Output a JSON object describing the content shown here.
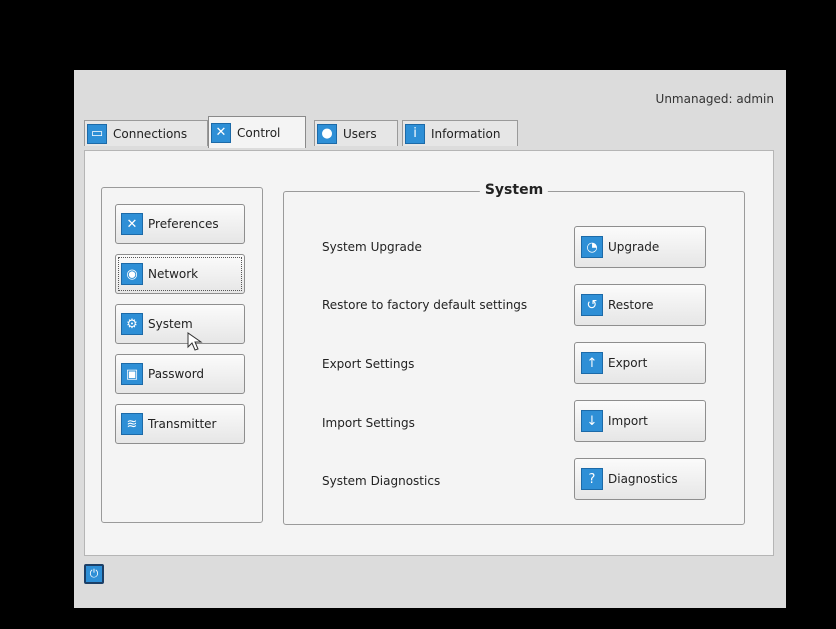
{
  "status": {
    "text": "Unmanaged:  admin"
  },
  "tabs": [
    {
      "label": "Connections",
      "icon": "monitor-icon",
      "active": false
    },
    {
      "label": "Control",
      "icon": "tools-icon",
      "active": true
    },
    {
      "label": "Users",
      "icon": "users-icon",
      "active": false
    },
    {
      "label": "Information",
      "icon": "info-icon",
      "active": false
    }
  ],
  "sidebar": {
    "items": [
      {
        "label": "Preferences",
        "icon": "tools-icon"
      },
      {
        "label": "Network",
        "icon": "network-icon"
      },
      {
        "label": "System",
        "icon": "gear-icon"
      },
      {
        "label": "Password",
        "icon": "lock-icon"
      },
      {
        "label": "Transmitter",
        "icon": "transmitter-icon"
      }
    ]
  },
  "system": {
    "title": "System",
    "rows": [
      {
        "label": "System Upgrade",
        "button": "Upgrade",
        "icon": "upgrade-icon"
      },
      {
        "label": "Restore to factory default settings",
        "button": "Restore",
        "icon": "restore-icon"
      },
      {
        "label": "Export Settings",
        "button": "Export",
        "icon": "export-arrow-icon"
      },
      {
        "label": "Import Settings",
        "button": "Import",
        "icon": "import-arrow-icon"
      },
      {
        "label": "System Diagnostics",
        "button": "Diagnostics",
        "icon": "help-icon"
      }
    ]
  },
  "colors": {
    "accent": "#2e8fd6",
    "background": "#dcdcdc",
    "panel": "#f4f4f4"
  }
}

▸ **Work required**
Scan the lines above for "Diagnostics", then copy every one that has it.

▸ **Task output**
        "label": "System Diagnostics",
        "button": "Diagnostics",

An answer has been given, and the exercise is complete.